:: Task description ::
Extract all of the data and reproduce it precisely.
___ Available records
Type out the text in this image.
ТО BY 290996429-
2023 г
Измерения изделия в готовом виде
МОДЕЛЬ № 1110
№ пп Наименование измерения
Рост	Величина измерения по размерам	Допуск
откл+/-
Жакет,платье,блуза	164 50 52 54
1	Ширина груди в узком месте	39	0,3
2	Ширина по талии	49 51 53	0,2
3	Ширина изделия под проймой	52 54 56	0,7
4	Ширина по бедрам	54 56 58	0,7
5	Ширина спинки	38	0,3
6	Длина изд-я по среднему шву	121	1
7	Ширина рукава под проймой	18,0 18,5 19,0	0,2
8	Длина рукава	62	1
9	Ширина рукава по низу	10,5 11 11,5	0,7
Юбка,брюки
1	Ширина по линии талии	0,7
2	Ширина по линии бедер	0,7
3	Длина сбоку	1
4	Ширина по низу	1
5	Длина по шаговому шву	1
______
:: Solution to this exercise ::
Type out the text in this image.
ТО BY 290996429-
2023 г
Измерения изделия в готовом виде
МОДЕЛЬ № 1110
№ пп Наименование измерения
Рост	Величина измерения по размерам	Допуск
откл+/-
Жакет,платье,блуза	164 50 52 54
1	Ширина груди в узком месте	39	0,3
2	Ширина по талии	49 51 53	0,2
3	Ширина изделия под проймой	52 54 56	0,7
4	Ширина по бедрам	54 56 58	0,7
5	Ширина спинки	38	0,3
6	Длина изд-я по среднему шву	121	1
7	Ширина рукава под проймой	18,0 18,5 19,0	0,2
8	Длина рукава	62	1
9	Ширина рукава по низу	10,5 11 11,5	0,7
Юбка,брюки
1	Ширина по линии талии	0,7
2	Ширина по линии бедер	0,7
3	Длина сбоку	1
4	Ширина по низу	1
5	Длина по шаговому шву	1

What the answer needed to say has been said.